[Dataset rows]
· · ·

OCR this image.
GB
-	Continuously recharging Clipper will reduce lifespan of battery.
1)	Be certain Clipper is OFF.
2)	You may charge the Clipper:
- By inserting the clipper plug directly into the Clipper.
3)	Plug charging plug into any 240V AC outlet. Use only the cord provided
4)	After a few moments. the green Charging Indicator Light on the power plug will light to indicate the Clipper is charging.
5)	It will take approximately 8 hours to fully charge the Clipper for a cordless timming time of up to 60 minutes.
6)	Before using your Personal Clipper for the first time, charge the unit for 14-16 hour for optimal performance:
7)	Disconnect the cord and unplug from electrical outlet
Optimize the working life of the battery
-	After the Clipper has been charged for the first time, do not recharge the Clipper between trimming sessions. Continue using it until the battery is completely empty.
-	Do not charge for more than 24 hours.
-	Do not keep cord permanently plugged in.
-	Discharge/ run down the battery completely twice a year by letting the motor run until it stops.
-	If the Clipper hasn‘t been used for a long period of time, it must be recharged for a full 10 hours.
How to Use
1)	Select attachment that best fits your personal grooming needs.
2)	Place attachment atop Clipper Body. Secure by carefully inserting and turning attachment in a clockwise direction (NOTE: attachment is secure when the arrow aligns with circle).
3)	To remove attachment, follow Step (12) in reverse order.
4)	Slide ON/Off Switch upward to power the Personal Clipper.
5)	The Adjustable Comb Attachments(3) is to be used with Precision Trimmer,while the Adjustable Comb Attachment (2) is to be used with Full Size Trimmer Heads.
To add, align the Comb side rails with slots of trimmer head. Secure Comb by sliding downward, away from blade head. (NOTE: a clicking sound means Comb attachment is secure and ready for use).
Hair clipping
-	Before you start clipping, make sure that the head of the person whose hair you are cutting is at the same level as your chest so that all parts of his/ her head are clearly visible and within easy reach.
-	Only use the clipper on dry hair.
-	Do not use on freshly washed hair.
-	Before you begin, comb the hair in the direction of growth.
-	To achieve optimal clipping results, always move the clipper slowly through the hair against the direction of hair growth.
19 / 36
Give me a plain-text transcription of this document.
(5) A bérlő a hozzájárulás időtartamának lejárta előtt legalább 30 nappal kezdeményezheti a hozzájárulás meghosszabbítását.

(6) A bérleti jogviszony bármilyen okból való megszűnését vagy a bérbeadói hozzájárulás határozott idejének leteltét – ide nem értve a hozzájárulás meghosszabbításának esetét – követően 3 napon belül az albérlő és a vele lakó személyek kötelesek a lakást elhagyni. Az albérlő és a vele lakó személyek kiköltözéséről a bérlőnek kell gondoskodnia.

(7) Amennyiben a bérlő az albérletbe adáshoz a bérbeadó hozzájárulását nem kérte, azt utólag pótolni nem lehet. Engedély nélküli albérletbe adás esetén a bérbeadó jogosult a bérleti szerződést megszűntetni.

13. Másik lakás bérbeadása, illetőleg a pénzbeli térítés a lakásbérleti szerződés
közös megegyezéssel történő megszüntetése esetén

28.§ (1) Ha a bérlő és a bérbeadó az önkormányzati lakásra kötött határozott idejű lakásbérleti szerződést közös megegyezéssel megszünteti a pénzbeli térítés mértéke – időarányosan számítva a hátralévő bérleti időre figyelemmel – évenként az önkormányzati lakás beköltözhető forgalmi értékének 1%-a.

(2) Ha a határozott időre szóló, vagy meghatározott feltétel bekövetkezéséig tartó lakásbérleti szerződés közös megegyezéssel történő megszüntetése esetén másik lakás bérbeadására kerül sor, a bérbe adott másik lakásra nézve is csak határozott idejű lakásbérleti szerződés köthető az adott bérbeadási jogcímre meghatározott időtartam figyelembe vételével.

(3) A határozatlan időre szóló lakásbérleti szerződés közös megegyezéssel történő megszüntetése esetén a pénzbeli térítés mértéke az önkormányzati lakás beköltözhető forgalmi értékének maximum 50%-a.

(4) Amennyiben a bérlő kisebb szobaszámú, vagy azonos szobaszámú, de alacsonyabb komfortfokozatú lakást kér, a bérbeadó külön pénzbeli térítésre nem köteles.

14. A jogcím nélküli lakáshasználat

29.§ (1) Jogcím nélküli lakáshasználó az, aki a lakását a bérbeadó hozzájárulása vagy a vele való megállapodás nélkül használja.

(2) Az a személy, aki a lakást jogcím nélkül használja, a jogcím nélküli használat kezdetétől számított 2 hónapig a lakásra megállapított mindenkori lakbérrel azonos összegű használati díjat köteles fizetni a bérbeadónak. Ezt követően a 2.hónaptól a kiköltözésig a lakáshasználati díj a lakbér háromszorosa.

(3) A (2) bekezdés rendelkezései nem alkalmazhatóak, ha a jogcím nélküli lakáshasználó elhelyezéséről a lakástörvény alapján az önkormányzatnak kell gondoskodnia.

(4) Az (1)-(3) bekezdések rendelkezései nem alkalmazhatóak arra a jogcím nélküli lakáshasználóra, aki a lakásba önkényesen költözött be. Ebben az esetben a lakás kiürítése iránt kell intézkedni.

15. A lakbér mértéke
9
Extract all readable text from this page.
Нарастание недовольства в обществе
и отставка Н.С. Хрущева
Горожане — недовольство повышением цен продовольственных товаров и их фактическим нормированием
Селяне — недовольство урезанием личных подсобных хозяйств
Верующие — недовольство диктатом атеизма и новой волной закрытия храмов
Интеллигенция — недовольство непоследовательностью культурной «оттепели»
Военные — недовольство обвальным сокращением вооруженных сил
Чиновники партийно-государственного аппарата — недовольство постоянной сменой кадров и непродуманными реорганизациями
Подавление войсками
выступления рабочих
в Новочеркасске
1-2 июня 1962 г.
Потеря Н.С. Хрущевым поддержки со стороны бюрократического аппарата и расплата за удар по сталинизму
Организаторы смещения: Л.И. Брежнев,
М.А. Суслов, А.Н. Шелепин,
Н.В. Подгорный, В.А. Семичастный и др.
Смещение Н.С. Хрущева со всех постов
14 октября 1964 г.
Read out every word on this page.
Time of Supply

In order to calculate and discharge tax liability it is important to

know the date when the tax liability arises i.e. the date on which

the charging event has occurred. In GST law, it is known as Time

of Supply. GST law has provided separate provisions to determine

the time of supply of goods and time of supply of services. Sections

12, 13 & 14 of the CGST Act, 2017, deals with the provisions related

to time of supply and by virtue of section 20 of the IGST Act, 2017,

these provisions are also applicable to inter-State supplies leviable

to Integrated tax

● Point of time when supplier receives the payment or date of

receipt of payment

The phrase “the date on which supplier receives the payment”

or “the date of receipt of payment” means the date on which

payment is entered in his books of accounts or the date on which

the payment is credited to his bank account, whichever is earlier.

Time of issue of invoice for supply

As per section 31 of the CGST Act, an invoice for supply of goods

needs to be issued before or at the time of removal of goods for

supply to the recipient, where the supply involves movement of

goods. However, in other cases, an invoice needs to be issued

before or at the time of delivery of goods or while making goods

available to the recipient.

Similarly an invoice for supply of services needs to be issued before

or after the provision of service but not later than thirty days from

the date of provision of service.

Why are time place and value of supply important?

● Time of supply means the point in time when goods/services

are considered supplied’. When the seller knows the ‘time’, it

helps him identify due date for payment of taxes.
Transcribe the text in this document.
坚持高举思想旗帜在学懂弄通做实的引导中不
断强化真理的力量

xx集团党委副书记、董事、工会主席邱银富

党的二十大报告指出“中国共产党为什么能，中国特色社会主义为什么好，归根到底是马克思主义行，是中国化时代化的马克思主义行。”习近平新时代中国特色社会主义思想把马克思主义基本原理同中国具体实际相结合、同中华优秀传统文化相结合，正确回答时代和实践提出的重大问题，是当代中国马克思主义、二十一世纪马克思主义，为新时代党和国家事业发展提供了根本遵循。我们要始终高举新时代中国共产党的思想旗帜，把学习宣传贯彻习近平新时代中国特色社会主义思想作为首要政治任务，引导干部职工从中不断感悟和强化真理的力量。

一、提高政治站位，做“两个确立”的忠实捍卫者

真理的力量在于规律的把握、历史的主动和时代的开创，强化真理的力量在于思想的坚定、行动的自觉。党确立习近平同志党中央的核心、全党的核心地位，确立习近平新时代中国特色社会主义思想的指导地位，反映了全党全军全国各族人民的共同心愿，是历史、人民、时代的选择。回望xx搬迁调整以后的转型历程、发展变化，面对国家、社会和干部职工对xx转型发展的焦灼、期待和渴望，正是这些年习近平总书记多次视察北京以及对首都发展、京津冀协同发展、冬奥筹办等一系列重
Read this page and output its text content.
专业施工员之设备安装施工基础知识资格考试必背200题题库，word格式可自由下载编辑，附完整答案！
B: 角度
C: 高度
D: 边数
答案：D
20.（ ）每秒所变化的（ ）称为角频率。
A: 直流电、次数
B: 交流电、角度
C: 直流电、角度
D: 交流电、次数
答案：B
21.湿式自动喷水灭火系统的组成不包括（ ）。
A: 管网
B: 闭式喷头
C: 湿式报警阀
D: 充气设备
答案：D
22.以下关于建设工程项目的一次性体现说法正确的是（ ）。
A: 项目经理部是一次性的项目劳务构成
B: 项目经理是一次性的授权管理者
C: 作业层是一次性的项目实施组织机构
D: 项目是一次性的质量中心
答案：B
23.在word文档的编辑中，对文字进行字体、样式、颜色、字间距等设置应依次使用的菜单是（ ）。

· · ·

[Exercise requirements]:
Gather each line in these records that contains the string "NOTE".

[Written answer]:
2)	Place attachment atop Clipper Body. Secure by carefully inserting and turning attachment in a clockwise direction (NOTE: attachment is secure when the arrow aligns with circle).
To add, align the Comb side rails with slots of trimmer head. Secure Comb by sliding downward, away from blade head. (NOTE: a clicking sound means Comb attachment is secure and ready for use).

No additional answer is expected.